* To be done *
Find the string "протокола" and gather every line that holds it.
★ ★ ★ ★
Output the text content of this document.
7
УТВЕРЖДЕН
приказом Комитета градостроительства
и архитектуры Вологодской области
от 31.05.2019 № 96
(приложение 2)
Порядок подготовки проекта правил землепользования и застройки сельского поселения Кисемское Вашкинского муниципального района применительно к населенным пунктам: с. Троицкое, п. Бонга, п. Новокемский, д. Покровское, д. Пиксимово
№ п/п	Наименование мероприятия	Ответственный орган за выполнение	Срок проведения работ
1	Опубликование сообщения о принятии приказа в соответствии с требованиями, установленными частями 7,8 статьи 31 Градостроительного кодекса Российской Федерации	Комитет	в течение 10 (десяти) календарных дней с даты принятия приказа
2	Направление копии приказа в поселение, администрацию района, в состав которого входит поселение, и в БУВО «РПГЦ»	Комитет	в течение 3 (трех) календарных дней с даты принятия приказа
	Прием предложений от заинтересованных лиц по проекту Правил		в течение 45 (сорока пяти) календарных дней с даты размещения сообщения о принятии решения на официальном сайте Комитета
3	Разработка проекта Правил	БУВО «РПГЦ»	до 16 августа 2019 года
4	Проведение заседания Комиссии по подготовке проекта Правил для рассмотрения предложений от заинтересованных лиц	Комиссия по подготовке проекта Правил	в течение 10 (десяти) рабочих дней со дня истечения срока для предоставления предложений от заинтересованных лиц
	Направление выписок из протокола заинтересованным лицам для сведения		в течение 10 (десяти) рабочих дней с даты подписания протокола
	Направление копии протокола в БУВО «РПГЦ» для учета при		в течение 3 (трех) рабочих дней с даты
★ ★ ★ ★
* Answer for this exercise *
	Направление выписок из протокола заинтересованным лицам для сведения		в течение 10 (десяти) рабочих дней с даты подписания протокола
	Направление копии протокола в БУВО «РПГЦ» для учета при		в течение 3 (трех) рабочих дней с даты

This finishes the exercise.